— Start of RECORDS TO PROCESS —

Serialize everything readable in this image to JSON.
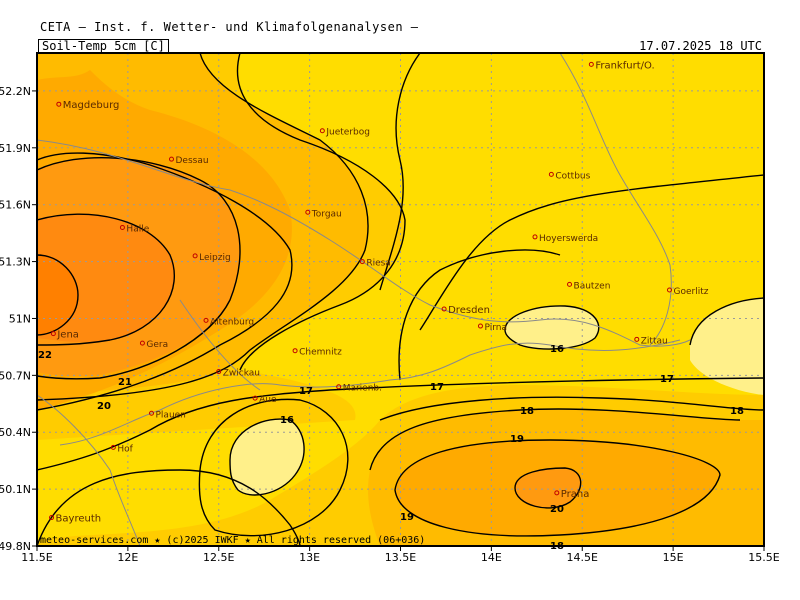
{
  "header": {
    "title": "CETA — Inst. f. Wetter- und Klimafolgenanalysen —",
    "parameter": "Soil-Temp_5cm [C]",
    "valid_time": "17.07.2025 18 UTC"
  },
  "axes": {
    "lat_ticks": [
      "52.2N",
      "51.9N",
      "51.6N",
      "51.3N",
      "51N",
      "50.7N",
      "50.4N",
      "50.1N",
      "49.8N"
    ],
    "lon_ticks": [
      "11.5E",
      "12E",
      "12.5E",
      "13E",
      "13.5E",
      "14E",
      "14.5E",
      "15E",
      "15.5E"
    ]
  },
  "cities": [
    {
      "name": "Magdeburg",
      "lon": 11.62,
      "lat": 52.13
    },
    {
      "name": "Jueterbog",
      "lon": 13.07,
      "lat": 51.99
    },
    {
      "name": "Frankfurt/O.",
      "lon": 14.55,
      "lat": 52.34
    },
    {
      "name": "Dessau",
      "lon": 12.24,
      "lat": 51.84
    },
    {
      "name": "Cottbus",
      "lon": 14.33,
      "lat": 51.76
    },
    {
      "name": "Torgau",
      "lon": 12.99,
      "lat": 51.56
    },
    {
      "name": "Halle",
      "lon": 11.97,
      "lat": 51.48
    },
    {
      "name": "Hoyerswerda",
      "lon": 14.24,
      "lat": 51.43
    },
    {
      "name": "Leipzig",
      "lon": 12.37,
      "lat": 51.33
    },
    {
      "name": "Riesa",
      "lon": 13.29,
      "lat": 51.3
    },
    {
      "name": "Bautzen",
      "lon": 14.43,
      "lat": 51.18
    },
    {
      "name": "Goerlitz",
      "lon": 14.98,
      "lat": 51.15
    },
    {
      "name": "Dresden",
      "lon": 13.74,
      "lat": 51.05
    },
    {
      "name": "Pirna",
      "lon": 13.94,
      "lat": 50.96
    },
    {
      "name": "Altenburg",
      "lon": 12.43,
      "lat": 50.99
    },
    {
      "name": "Zittau",
      "lon": 14.8,
      "lat": 50.89
    },
    {
      "name": "Jena",
      "lon": 11.59,
      "lat": 50.92
    },
    {
      "name": "Gera",
      "lon": 12.08,
      "lat": 50.87
    },
    {
      "name": "Chemnitz",
      "lon": 12.92,
      "lat": 50.83
    },
    {
      "name": "Zwickau",
      "lon": 12.5,
      "lat": 50.72
    },
    {
      "name": "Marienb.",
      "lon": 13.16,
      "lat": 50.64
    },
    {
      "name": "Aue",
      "lon": 12.7,
      "lat": 50.58
    },
    {
      "name": "Plauen",
      "lon": 12.13,
      "lat": 50.5
    },
    {
      "name": "Hof",
      "lon": 11.92,
      "lat": 50.32
    },
    {
      "name": "Praha",
      "lon": 14.36,
      "lat": 50.08
    },
    {
      "name": "Bayreuth",
      "lon": 11.58,
      "lat": 49.95
    }
  ],
  "contour_labels": [
    "22",
    "21",
    "20",
    "17",
    "16",
    "17",
    "18",
    "19",
    "20",
    "19",
    "18",
    "17",
    "18",
    "16"
  ],
  "colors": {
    "t16": "#fff08a",
    "t17": "#ffdd00",
    "t18": "#ffcc00",
    "t19": "#ffbb00",
    "t20": "#ffaa00",
    "t21": "#ff9a10",
    "t22": "#ff8a10",
    "grid": "#9a9a9a",
    "border": "#8a8a8a"
  },
  "footer": "meteo-services.com ★ (c)2025 IWKF ★ All rights reserved (06+036)"
}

— End of RECORDS TO PROCESS —

YOUR GOAL >>
Repeat the full listing above exactly, with no pictures in the copy.

ANSWER FOR THE TASK >>
Serialize everything readable in this image to JSON.
{
  "header": {
    "title": "CETA — Inst. f. Wetter- und Klimafolgenanalysen —",
    "parameter": "Soil-Temp_5cm [C]",
    "valid_time": "17.07.2025 18 UTC"
  },
  "axes": {
    "lat_ticks": [
      "52.2N",
      "51.9N",
      "51.6N",
      "51.3N",
      "51N",
      "50.7N",
      "50.4N",
      "50.1N",
      "49.8N"
    ],
    "lon_ticks": [
      "11.5E",
      "12E",
      "12.5E",
      "13E",
      "13.5E",
      "14E",
      "14.5E",
      "15E",
      "15.5E"
    ]
  },
  "cities": [
    {
      "name": "Magdeburg",
      "lon": 11.62,
      "lat": 52.13
    },
    {
      "name": "Jueterbog",
      "lon": 13.07,
      "lat": 51.99
    },
    {
      "name": "Frankfurt/O.",
      "lon": 14.55,
      "lat": 52.34
    },
    {
      "name": "Dessau",
      "lon": 12.24,
      "lat": 51.84
    },
    {
      "name": "Cottbus",
      "lon": 14.33,
      "lat": 51.76
    },
    {
      "name": "Torgau",
      "lon": 12.99,
      "lat": 51.56
    },
    {
      "name": "Halle",
      "lon": 11.97,
      "lat": 51.48
    },
    {
      "name": "Hoyerswerda",
      "lon": 14.24,
      "lat": 51.43
    },
    {
      "name": "Leipzig",
      "lon": 12.37,
      "lat": 51.33
    },
    {
      "name": "Riesa",
      "lon": 13.29,
      "lat": 51.3
    },
    {
      "name": "Bautzen",
      "lon": 14.43,
      "lat": 51.18
    },
    {
      "name": "Goerlitz",
      "lon": 14.98,
      "lat": 51.15
    },
    {
      "name": "Dresden",
      "lon": 13.74,
      "lat": 51.05
    },
    {
      "name": "Pirna",
      "lon": 13.94,
      "lat": 50.96
    },
    {
      "name": "Altenburg",
      "lon": 12.43,
      "lat": 50.99
    },
    {
      "name": "Zittau",
      "lon": 14.8,
      "lat": 50.89
    },
    {
      "name": "Jena",
      "lon": 11.59,
      "lat": 50.92
    },
    {
      "name": "Gera",
      "lon": 12.08,
      "lat": 50.87
    },
    {
      "name": "Chemnitz",
      "lon": 12.92,
      "lat": 50.83
    },
    {
      "name": "Zwickau",
      "lon": 12.5,
      "lat": 50.72
    },
    {
      "name": "Marienb.",
      "lon": 13.16,
      "lat": 50.64
    },
    {
      "name": "Aue",
      "lon": 12.7,
      "lat": 50.58
    },
    {
      "name": "Plauen",
      "lon": 12.13,
      "lat": 50.5
    },
    {
      "name": "Hof",
      "lon": 11.92,
      "lat": 50.32
    },
    {
      "name": "Praha",
      "lon": 14.36,
      "lat": 50.08
    },
    {
      "name": "Bayreuth",
      "lon": 11.58,
      "lat": 49.95
    }
  ],
  "contour_labels": [
    "22",
    "21",
    "20",
    "17",
    "16",
    "17",
    "18",
    "19",
    "20",
    "19",
    "18",
    "17",
    "18",
    "16"
  ],
  "colors": {
    "t16": "#fff08a",
    "t17": "#ffdd00",
    "t18": "#ffcc00",
    "t19": "#ffbb00",
    "t20": "#ffaa00",
    "t21": "#ff9a10",
    "t22": "#ff8a10",
    "grid": "#9a9a9a",
    "border": "#8a8a8a"
  },
  "footer": "meteo-services.com ★ (c)2025 IWKF ★ All rights reserved (06+036)"
}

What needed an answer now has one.